● Exercise objective:
Each entry below must be repeated word for word.

● Data for processing:
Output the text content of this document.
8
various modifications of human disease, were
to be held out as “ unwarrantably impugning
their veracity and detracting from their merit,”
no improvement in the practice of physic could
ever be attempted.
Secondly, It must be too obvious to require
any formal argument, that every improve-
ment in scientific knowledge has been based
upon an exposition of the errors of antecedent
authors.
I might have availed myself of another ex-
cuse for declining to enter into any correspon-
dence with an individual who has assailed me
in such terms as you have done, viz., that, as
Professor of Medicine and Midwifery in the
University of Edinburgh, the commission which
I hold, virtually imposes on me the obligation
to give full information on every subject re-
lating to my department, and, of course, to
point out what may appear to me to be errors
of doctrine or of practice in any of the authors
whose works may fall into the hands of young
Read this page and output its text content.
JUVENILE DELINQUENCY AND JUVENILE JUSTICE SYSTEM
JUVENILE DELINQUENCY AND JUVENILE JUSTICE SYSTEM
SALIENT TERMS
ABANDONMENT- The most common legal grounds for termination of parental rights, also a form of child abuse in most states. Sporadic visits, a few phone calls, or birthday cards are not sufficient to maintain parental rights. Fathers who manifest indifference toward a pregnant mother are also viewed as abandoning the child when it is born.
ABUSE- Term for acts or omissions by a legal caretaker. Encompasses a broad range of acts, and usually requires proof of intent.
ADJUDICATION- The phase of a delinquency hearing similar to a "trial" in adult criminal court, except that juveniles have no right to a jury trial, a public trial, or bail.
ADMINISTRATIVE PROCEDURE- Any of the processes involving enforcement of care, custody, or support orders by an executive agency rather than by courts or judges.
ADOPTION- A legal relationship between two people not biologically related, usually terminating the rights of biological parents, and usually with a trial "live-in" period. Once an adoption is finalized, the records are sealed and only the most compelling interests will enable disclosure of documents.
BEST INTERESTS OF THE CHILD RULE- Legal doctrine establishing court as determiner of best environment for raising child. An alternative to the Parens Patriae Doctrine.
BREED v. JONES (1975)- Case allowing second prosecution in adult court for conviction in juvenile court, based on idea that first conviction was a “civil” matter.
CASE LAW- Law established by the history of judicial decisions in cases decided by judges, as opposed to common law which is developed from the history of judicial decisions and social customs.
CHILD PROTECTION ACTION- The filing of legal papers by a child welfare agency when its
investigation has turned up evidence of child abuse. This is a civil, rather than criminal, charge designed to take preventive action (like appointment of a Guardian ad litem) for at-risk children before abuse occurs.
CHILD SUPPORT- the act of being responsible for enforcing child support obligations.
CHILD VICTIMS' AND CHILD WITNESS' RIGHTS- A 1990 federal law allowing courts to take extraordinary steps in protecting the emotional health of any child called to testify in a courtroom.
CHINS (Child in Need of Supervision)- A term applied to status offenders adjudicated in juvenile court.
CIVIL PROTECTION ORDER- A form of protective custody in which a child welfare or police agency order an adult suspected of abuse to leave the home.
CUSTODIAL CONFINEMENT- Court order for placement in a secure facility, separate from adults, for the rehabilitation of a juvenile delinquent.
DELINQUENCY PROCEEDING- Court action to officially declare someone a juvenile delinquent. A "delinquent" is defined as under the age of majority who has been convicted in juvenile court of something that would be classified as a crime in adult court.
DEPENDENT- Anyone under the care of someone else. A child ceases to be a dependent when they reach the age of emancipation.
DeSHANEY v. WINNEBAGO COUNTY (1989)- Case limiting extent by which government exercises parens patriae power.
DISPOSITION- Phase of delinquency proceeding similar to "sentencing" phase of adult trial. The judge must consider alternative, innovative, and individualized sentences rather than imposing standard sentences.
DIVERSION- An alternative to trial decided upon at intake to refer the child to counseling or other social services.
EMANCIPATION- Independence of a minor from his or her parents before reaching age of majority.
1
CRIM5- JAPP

● Exercise result:
Output the text content of this document.
8
various modifications of human disease, were
to be held out as “ unwarrantably impugning
their veracity and detracting from their merit,”
no improvement in the practice of physic could
ever be attempted.
Secondly, It must be too obvious to require
any formal argument, that every improve-
ment in scientific knowledge has been based
upon an exposition of the errors of antecedent
authors.
I might have availed myself of another ex-
cuse for declining to enter into any correspon-
dence with an individual who has assailed me
in such terms as you have done, viz., that, as
Professor of Medicine and Midwifery in the
University of Edinburgh, the commission which
I hold, virtually imposes on me the obligation
to give full information on every subject re-
lating to my department, and, of course, to
point out what may appear to me to be errors
of doctrine or of practice in any of the authors
whose works may fall into the hands of young
Read this page and output its text content.
JUVENILE DELINQUENCY AND JUVENILE JUSTICE SYSTEM
JUVENILE DELINQUENCY AND JUVENILE JUSTICE SYSTEM
SALIENT TERMS
ABANDONMENT- The most common legal grounds for termination of parental rights, also a form of child abuse in most states. Sporadic visits, a few phone calls, or birthday cards are not sufficient to maintain parental rights. Fathers who manifest indifference toward a pregnant mother are also viewed as abandoning the child when it is born.
ABUSE- Term for acts or omissions by a legal caretaker. Encompasses a broad range of acts, and usually requires proof of intent.
ADJUDICATION- The phase of a delinquency hearing similar to a "trial" in adult criminal court, except that juveniles have no right to a jury trial, a public trial, or bail.
ADMINISTRATIVE PROCEDURE- Any of the processes involving enforcement of care, custody, or support orders by an executive agency rather than by courts or judges.
ADOPTION- A legal relationship between two people not biologically related, usually terminating the rights of biological parents, and usually with a trial "live-in" period. Once an adoption is finalized, the records are sealed and only the most compelling interests will enable disclosure of documents.
BEST INTERESTS OF THE CHILD RULE- Legal doctrine establishing court as determiner of best environment for raising child. An alternative to the Parens Patriae Doctrine.
BREED v. JONES (1975)- Case allowing second prosecution in adult court for conviction in juvenile court, based on idea that first conviction was a “civil” matter.
CASE LAW- Law established by the history of judicial decisions in cases decided by judges, as opposed to common law which is developed from the history of judicial decisions and social customs.
CHILD PROTECTION ACTION- The filing of legal papers by a child welfare agency when its
investigation has turned up evidence of child abuse. This is a civil, rather than criminal, charge designed to take preventive action (like appointment of a Guardian ad litem) for at-risk children before abuse occurs.
CHILD SUPPORT- the act of being responsible for enforcing child support obligations.
CHILD VICTIMS' AND CHILD WITNESS' RIGHTS- A 1990 federal law allowing courts to take extraordinary steps in protecting the emotional health of any child called to testify in a courtroom.
CHINS (Child in Need of Supervision)- A term applied to status offenders adjudicated in juvenile court.
CIVIL PROTECTION ORDER- A form of protective custody in which a child welfare or police agency order an adult suspected of abuse to leave the home.
CUSTODIAL CONFINEMENT- Court order for placement in a secure facility, separate from adults, for the rehabilitation of a juvenile delinquent.
DELINQUENCY PROCEEDING- Court action to officially declare someone a juvenile delinquent. A "delinquent" is defined as under the age of majority who has been convicted in juvenile court of something that would be classified as a crime in adult court.
DEPENDENT- Anyone under the care of someone else. A child ceases to be a dependent when they reach the age of emancipation.
DeSHANEY v. WINNEBAGO COUNTY (1989)- Case limiting extent by which government exercises parens patriae power.
DISPOSITION- Phase of delinquency proceeding similar to "sentencing" phase of adult trial. The judge must consider alternative, innovative, and individualized sentences rather than imposing standard sentences.
DIVERSION- An alternative to trial decided upon at intake to refer the child to counseling or other social services.
EMANCIPATION- Independence of a minor from his or her parents before reaching age of majority.
1
CRIM5- JAPP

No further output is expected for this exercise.